--- What is being asked ---
Print all entries precisely as they are written.

━━━━━━

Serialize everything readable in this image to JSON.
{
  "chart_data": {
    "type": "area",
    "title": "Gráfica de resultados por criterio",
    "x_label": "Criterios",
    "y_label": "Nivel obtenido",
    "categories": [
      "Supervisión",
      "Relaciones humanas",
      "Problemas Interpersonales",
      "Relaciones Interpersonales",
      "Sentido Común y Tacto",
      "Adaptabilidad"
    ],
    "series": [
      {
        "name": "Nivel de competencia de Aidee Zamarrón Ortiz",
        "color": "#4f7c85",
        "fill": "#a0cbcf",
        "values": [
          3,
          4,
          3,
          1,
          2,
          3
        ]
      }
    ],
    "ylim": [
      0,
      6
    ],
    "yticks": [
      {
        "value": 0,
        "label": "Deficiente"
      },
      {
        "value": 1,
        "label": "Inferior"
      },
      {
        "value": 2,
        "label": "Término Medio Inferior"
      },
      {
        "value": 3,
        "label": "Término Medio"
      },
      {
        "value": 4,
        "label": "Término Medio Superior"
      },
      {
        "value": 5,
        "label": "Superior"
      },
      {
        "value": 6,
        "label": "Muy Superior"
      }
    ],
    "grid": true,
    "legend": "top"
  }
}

━━━━━━

--- Complete answer ---
Serialize everything readable in this image to JSON.
{
  "chart_data": {
    "type": "area",
    "title": "Gráfica de resultados por criterio",
    "x_label": "Criterios",
    "y_label": "Nivel obtenido",
    "categories": [
      "Supervisión",
      "Relaciones humanas",
      "Problemas Interpersonales",
      "Relaciones Interpersonales",
      "Sentido Común y Tacto",
      "Adaptabilidad"
    ],
    "series": [
      {
        "name": "Nivel de competencia de Aidee Zamarrón Ortiz",
        "color": "#4f7c85",
        "fill": "#a0cbcf",
        "values": [
          3,
          4,
          3,
          1,
          2,
          3
        ]
      }
    ],
    "ylim": [
      0,
      6
    ],
    "yticks": [
      {
        "value": 0,
        "label": "Deficiente"
      },
      {
        "value": 1,
        "label": "Inferior"
      },
      {
        "value": 2,
        "label": "Término Medio Inferior"
      },
      {
        "value": 3,
        "label": "Término Medio"
      },
      {
        "value": 4,
        "label": "Término Medio Superior"
      },
      {
        "value": 5,
        "label": "Superior"
      },
      {
        "value": 6,
        "label": "Muy Superior"
      }
    ],
    "grid": true,
    "legend": "top"
  }
}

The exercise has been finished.